**Exercise brief:**
Output every record below exactly as it appears.

**Collection entries:**
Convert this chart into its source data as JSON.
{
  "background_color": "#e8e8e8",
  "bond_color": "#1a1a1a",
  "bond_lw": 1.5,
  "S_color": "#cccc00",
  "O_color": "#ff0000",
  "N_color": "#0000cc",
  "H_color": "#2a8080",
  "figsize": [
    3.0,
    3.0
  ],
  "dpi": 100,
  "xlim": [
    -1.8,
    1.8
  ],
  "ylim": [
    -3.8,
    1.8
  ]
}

**Task result:**
Convert this chart into its source data as JSON.
{
  "background_color": "#e8e8e8",
  "bond_color": "#1a1a1a",
  "bond_lw": 1.5,
  "S_color": "#cccc00",
  "O_color": "#ff0000",
  "N_color": "#0000cc",
  "H_color": "#2a8080",
  "figsize": [
    3.0,
    3.0
  ],
  "dpi": 100,
  "xlim": [
    -1.8,
    1.8
  ],
  "ylim": [
    -3.8,
    1.8
  ]
}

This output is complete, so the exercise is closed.